Every line that contains the word "deaths" should be copied out.

*** RECORDS TO USE

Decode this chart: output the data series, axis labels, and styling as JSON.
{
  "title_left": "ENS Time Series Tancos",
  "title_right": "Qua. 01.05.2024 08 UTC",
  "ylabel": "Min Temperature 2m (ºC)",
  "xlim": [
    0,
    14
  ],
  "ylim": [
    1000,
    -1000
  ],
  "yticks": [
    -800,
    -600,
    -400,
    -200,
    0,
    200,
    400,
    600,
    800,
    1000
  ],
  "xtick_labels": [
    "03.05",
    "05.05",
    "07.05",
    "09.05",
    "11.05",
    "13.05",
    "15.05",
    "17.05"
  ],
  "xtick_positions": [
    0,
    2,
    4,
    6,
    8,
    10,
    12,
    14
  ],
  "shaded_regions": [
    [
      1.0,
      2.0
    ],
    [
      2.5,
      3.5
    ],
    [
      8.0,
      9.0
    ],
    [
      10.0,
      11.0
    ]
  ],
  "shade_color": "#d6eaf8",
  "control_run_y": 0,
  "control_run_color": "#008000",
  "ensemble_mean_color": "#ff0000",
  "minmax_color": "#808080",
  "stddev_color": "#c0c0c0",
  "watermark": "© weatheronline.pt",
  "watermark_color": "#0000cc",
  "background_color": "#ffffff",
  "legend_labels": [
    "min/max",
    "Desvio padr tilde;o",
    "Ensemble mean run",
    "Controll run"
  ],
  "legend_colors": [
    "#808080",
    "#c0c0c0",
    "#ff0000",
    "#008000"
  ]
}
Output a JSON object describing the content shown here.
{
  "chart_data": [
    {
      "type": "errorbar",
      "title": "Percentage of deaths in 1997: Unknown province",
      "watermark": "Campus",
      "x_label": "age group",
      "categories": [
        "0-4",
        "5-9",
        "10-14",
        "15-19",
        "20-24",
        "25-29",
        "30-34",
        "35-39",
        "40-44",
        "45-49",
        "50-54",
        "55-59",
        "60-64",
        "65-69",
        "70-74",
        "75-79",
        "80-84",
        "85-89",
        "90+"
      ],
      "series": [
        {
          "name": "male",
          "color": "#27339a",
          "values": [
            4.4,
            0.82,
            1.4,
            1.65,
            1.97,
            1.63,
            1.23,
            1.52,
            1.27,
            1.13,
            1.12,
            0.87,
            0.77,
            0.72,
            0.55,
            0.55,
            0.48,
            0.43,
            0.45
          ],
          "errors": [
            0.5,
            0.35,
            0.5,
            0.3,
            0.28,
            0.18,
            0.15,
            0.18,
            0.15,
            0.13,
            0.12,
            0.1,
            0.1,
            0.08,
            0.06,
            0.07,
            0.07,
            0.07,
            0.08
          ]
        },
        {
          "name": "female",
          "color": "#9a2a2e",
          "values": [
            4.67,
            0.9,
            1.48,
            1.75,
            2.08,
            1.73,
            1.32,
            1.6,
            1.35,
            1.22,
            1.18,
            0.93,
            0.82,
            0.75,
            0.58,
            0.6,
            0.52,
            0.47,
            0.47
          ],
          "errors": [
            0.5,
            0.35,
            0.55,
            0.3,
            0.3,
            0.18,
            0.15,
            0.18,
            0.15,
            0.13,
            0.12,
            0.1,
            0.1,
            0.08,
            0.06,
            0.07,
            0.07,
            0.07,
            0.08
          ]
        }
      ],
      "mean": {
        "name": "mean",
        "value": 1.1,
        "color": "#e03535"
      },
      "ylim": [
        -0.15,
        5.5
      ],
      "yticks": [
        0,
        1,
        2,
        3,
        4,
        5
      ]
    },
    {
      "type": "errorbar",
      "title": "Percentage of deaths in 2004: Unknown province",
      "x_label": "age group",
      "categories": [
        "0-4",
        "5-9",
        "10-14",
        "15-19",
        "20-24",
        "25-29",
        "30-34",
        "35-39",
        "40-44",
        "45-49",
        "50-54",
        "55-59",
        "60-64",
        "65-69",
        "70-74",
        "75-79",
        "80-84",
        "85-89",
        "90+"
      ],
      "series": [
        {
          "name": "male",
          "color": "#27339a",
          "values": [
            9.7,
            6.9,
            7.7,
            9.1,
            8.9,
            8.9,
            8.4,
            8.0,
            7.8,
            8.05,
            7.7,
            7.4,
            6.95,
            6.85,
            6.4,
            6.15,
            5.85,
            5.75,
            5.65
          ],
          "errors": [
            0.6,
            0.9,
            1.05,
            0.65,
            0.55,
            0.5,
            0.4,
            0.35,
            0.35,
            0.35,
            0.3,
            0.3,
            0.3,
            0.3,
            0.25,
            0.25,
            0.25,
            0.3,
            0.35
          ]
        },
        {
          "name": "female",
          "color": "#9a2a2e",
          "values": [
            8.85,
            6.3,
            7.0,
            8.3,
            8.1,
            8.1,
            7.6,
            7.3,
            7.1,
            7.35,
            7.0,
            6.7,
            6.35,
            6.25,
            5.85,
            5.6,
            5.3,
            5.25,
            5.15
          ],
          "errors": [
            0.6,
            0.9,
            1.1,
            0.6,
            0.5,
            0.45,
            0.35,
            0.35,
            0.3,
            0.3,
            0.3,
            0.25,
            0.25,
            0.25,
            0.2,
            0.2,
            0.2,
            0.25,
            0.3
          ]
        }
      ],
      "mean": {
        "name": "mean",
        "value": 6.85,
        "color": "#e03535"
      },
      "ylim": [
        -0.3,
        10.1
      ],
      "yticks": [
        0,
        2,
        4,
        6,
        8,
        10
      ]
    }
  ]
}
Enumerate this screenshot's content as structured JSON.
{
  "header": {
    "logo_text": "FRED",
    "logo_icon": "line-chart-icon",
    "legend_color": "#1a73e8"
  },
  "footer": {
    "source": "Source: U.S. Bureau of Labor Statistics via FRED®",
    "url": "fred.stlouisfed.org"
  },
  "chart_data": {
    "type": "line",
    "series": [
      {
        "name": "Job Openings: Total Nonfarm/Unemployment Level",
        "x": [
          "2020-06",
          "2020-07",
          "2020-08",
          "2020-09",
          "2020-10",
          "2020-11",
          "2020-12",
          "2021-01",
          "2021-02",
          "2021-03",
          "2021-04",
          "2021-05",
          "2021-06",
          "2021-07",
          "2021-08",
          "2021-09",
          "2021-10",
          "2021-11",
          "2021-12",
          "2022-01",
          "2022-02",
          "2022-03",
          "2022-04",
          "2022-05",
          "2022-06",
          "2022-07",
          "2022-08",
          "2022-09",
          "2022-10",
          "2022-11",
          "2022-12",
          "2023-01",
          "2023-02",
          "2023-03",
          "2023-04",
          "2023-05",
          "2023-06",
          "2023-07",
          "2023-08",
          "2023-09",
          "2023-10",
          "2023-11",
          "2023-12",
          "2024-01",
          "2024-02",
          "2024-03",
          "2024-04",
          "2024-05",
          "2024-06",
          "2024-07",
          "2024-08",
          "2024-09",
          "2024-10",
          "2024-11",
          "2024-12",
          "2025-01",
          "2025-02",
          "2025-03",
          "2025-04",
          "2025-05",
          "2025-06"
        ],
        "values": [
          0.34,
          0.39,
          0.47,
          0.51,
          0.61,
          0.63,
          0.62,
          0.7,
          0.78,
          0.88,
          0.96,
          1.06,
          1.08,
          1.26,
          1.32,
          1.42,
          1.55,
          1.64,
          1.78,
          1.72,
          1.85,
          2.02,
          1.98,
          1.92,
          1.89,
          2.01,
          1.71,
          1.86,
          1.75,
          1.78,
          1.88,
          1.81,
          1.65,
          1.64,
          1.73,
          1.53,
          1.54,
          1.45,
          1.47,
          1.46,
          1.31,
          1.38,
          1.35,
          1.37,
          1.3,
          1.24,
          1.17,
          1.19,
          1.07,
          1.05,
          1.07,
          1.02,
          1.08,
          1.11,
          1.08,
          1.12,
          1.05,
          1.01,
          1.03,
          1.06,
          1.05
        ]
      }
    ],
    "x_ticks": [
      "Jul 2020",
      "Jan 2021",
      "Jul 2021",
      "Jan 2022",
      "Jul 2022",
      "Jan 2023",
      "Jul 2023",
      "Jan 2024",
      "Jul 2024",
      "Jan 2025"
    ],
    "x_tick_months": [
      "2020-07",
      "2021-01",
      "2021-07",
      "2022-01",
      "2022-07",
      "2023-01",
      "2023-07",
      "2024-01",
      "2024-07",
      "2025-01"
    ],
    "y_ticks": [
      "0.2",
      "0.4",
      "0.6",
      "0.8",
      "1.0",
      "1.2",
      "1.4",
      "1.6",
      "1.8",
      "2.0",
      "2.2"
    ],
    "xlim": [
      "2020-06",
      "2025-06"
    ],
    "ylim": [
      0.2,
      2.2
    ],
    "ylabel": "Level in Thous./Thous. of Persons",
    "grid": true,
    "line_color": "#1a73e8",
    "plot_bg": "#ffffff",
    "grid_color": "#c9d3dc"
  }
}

******

OUTPUT OF THE TASK:
      "title": "Percentage of deaths in 1997: Unknown province",
      "title": "Percentage of deaths in 2004: Unknown province",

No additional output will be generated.